Extract the complete listing and output it unchanged.

• PROVIDED RECORDS
....................

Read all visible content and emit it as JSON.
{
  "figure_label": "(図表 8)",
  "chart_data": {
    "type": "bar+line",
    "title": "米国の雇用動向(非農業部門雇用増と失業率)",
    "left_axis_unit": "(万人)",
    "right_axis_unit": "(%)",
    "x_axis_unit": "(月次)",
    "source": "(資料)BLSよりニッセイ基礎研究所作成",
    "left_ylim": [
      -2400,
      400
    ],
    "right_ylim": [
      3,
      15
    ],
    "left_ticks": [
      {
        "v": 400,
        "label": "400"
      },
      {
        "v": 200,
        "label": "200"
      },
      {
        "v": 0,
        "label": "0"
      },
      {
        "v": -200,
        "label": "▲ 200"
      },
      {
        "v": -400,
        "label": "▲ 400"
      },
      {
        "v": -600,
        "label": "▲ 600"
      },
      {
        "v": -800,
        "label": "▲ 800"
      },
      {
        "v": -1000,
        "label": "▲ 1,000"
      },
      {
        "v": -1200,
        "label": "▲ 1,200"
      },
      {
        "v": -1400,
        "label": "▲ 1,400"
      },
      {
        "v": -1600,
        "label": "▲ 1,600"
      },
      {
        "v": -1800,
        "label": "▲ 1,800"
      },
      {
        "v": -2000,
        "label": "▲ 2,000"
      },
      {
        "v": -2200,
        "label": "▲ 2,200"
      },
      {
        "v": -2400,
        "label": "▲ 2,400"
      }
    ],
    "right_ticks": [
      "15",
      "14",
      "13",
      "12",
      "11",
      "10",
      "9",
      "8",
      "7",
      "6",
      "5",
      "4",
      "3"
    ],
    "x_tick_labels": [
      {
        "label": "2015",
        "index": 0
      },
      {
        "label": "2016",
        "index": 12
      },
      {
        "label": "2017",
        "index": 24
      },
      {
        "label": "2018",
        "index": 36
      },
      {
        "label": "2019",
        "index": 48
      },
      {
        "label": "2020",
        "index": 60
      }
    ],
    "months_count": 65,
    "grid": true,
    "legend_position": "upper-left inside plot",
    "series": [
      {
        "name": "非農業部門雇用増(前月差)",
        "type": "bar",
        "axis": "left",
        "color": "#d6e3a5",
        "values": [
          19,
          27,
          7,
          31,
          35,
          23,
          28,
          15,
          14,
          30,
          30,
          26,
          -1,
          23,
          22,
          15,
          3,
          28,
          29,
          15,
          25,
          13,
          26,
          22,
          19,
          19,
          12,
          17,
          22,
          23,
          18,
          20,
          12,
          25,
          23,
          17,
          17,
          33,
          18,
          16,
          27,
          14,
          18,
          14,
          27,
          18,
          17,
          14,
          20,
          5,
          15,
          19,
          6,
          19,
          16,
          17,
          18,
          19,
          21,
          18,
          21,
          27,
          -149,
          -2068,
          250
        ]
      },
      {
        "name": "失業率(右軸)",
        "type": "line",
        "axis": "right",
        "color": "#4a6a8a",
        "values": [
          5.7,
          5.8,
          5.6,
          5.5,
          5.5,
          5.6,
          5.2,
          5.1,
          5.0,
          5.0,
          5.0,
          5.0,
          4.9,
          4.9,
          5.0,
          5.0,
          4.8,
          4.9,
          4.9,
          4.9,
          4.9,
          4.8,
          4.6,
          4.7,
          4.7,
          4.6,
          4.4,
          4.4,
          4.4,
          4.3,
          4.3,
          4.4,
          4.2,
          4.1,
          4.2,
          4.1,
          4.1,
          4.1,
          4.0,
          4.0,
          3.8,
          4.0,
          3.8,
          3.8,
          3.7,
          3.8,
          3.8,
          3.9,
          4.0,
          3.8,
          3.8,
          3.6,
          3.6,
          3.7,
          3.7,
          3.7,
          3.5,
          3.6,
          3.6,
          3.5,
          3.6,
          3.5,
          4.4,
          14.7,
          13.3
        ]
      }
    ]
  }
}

....................

• RESPONSE
Read all visible content and emit it as JSON.
{
  "figure_label": "(図表 8)",
  "chart_data": {
    "type": "bar+line",
    "title": "米国の雇用動向(非農業部門雇用増と失業率)",
    "left_axis_unit": "(万人)",
    "right_axis_unit": "(%)",
    "x_axis_unit": "(月次)",
    "source": "(資料)BLSよりニッセイ基礎研究所作成",
    "left_ylim": [
      -2400,
      400
    ],
    "right_ylim": [
      3,
      15
    ],
    "left_ticks": [
      {
        "v": 400,
        "label": "400"
      },
      {
        "v": 200,
        "label": "200"
      },
      {
        "v": 0,
        "label": "0"
      },
      {
        "v": -200,
        "label": "▲ 200"
      },
      {
        "v": -400,
        "label": "▲ 400"
      },
      {
        "v": -600,
        "label": "▲ 600"
      },
      {
        "v": -800,
        "label": "▲ 800"
      },
      {
        "v": -1000,
        "label": "▲ 1,000"
      },
      {
        "v": -1200,
        "label": "▲ 1,200"
      },
      {
        "v": -1400,
        "label": "▲ 1,400"
      },
      {
        "v": -1600,
        "label": "▲ 1,600"
      },
      {
        "v": -1800,
        "label": "▲ 1,800"
      },
      {
        "v": -2000,
        "label": "▲ 2,000"
      },
      {
        "v": -2200,
        "label": "▲ 2,200"
      },
      {
        "v": -2400,
        "label": "▲ 2,400"
      }
    ],
    "right_ticks": [
      "15",
      "14",
      "13",
      "12",
      "11",
      "10",
      "9",
      "8",
      "7",
      "6",
      "5",
      "4",
      "3"
    ],
    "x_tick_labels": [
      {
        "label": "2015",
        "index": 0
      },
      {
        "label": "2016",
        "index": 12
      },
      {
        "label": "2017",
        "index": 24
      },
      {
        "label": "2018",
        "index": 36
      },
      {
        "label": "2019",
        "index": 48
      },
      {
        "label": "2020",
        "index": 60
      }
    ],
    "months_count": 65,
    "grid": true,
    "legend_position": "upper-left inside plot",
    "series": [
      {
        "name": "非農業部門雇用増(前月差)",
        "type": "bar",
        "axis": "left",
        "color": "#d6e3a5",
        "values": [
          19,
          27,
          7,
          31,
          35,
          23,
          28,
          15,
          14,
          30,
          30,
          26,
          -1,
          23,
          22,
          15,
          3,
          28,
          29,
          15,
          25,
          13,
          26,
          22,
          19,
          19,
          12,
          17,
          22,
          23,
          18,
          20,
          12,
          25,
          23,
          17,
          17,
          33,
          18,
          16,
          27,
          14,
          18,
          14,
          27,
          18,
          17,
          14,
          20,
          5,
          15,
          19,
          6,
          19,
          16,
          17,
          18,
          19,
          21,
          18,
          21,
          27,
          -149,
          -2068,
          250
        ]
      },
      {
        "name": "失業率(右軸)",
        "type": "line",
        "axis": "right",
        "color": "#4a6a8a",
        "values": [
          5.7,
          5.8,
          5.6,
          5.5,
          5.5,
          5.6,
          5.2,
          5.1,
          5.0,
          5.0,
          5.0,
          5.0,
          4.9,
          4.9,
          5.0,
          5.0,
          4.8,
          4.9,
          4.9,
          4.9,
          4.9,
          4.8,
          4.6,
          4.7,
          4.7,
          4.6,
          4.4,
          4.4,
          4.4,
          4.3,
          4.3,
          4.4,
          4.2,
          4.1,
          4.2,
          4.1,
          4.1,
          4.1,
          4.0,
          4.0,
          3.8,
          4.0,
          3.8,
          3.8,
          3.7,
          3.8,
          3.8,
          3.9,
          4.0,
          3.8,
          3.8,
          3.6,
          3.6,
          3.7,
          3.7,
          3.7,
          3.5,
          3.6,
          3.6,
          3.5,
          3.6,
          3.5,
          4.4,
          14.7,
          13.3
        ]
      }
    ]
  }
}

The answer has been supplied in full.